Copy out each line of the material below with no changes.
* Begin *
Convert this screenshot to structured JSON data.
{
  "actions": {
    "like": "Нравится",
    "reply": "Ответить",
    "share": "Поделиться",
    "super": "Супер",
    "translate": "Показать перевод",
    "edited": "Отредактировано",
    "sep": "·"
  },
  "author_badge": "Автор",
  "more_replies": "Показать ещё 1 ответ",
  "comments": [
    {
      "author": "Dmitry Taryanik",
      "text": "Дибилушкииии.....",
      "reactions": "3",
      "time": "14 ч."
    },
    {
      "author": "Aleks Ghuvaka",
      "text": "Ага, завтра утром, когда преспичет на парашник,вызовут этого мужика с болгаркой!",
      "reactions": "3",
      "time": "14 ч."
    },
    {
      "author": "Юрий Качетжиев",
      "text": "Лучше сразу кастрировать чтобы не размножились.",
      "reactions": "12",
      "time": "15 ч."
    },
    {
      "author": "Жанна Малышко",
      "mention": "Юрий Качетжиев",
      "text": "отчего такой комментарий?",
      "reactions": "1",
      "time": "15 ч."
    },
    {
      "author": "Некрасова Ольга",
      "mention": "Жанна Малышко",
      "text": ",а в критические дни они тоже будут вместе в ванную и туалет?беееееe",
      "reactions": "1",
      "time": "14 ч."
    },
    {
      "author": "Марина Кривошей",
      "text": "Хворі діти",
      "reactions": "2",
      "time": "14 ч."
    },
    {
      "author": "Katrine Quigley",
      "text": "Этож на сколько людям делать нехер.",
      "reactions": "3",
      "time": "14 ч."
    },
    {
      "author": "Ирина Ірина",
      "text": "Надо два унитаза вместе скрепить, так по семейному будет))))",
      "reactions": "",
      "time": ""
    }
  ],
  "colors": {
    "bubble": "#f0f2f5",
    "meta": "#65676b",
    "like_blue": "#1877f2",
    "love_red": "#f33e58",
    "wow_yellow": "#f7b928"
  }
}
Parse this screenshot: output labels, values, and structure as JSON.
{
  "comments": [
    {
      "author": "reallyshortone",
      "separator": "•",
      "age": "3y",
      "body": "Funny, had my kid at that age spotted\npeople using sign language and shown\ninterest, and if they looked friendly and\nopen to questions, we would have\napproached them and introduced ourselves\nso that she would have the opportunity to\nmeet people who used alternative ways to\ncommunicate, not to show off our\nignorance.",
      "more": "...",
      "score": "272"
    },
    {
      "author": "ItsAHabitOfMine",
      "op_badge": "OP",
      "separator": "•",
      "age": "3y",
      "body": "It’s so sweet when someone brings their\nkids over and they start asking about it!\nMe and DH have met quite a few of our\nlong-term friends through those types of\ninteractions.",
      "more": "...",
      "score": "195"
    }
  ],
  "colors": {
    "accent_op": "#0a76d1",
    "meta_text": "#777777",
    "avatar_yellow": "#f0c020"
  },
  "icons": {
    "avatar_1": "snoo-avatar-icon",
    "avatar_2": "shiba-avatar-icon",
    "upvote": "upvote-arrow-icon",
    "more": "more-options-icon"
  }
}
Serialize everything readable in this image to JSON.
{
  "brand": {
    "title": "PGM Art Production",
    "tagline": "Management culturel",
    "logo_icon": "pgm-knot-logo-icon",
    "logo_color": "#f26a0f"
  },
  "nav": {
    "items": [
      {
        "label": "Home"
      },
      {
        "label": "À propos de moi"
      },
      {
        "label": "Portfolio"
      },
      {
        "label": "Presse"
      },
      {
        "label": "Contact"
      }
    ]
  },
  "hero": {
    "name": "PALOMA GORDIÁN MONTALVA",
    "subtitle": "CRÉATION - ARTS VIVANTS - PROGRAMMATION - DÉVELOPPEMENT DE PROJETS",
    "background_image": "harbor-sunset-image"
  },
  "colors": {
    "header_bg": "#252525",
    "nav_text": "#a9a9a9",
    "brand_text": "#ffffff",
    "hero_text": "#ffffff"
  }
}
* End *
▶ [Result for this exercise]:
Convert this screenshot to structured JSON data.
{
  "actions": {
    "like": "Нравится",
    "reply": "Ответить",
    "share": "Поделиться",
    "super": "Супер",
    "translate": "Показать перевод",
    "edited": "Отредактировано",
    "sep": "·"
  },
  "author_badge": "Автор",
  "more_replies": "Показать ещё 1 ответ",
  "comments": [
    {
      "author": "Dmitry Taryanik",
      "text": "Дибилушкииии.....",
      "reactions": "3",
      "time": "14 ч."
    },
    {
      "author": "Aleks Ghuvaka",
      "text": "Ага, завтра утром, когда преспичет на парашник,вызовут этого мужика с болгаркой!",
      "reactions": "3",
      "time": "14 ч."
    },
    {
      "author": "Юрий Качетжиев",
      "text": "Лучше сразу кастрировать чтобы не размножились.",
      "reactions": "12",
      "time": "15 ч."
    },
    {
      "author": "Жанна Малышко",
      "mention": "Юрий Качетжиев",
      "text": "отчего такой комментарий?",
      "reactions": "1",
      "time": "15 ч."
    },
    {
      "author": "Некрасова Ольга",
      "mention": "Жанна Малышко",
      "text": ",а в критические дни они тоже будут вместе в ванную и туалет?беееееe",
      "reactions": "1",
      "time": "14 ч."
    },
    {
      "author": "Марина Кривошей",
      "text": "Хворі діти",
      "reactions": "2",
      "time": "14 ч."
    },
    {
      "author": "Katrine Quigley",
      "text": "Этож на сколько людям делать нехер.",
      "reactions": "3",
      "time": "14 ч."
    },
    {
      "author": "Ирина Ірина",
      "text": "Надо два унитаза вместе скрепить, так по семейному будет))))",
      "reactions": "",
      "time": ""
    }
  ],
  "colors": {
    "bubble": "#f0f2f5",
    "meta": "#65676b",
    "like_blue": "#1877f2",
    "love_red": "#f33e58",
    "wow_yellow": "#f7b928"
  }
}
Parse this screenshot: output labels, values, and structure as JSON.
{
  "comments": [
    {
      "author": "reallyshortone",
      "separator": "•",
      "age": "3y",
      "body": "Funny, had my kid at that age spotted\npeople using sign language and shown\ninterest, and if they looked friendly and\nopen to questions, we would have\napproached them and introduced ourselves\nso that she would have the opportunity to\nmeet people who used alternative ways to\ncommunicate, not to show off our\nignorance.",
      "more": "...",
      "score": "272"
    },
    {
      "author": "ItsAHabitOfMine",
      "op_badge": "OP",
      "separator": "•",
      "age": "3y",
      "body": "It’s so sweet when someone brings their\nkids over and they start asking about it!\nMe and DH have met quite a few of our\nlong-term friends through those types of\ninteractions.",
      "more": "...",
      "score": "195"
    }
  ],
  "colors": {
    "accent_op": "#0a76d1",
    "meta_text": "#777777",
    "avatar_yellow": "#f0c020"
  },
  "icons": {
    "avatar_1": "snoo-avatar-icon",
    "avatar_2": "shiba-avatar-icon",
    "upvote": "upvote-arrow-icon",
    "more": "more-options-icon"
  }
}
Serialize everything readable in this image to JSON.
{
  "brand": {
    "title": "PGM Art Production",
    "tagline": "Management culturel",
    "logo_icon": "pgm-knot-logo-icon",
    "logo_color": "#f26a0f"
  },
  "nav": {
    "items": [
      {
        "label": "Home"
      },
      {
        "label": "À propos de moi"
      },
      {
        "label": "Portfolio"
      },
      {
        "label": "Presse"
      },
      {
        "label": "Contact"
      }
    ]
  },
  "hero": {
    "name": "PALOMA GORDIÁN MONTALVA",
    "subtitle": "CRÉATION - ARTS VIVANTS - PROGRAMMATION - DÉVELOPPEMENT DE PROJETS",
    "background_image": "harbor-sunset-image"
  },
  "colors": {
    "header_bg": "#252525",
    "nav_text": "#a9a9a9",
    "brand_text": "#ffffff",
    "hero_text": "#ffffff"
  }
}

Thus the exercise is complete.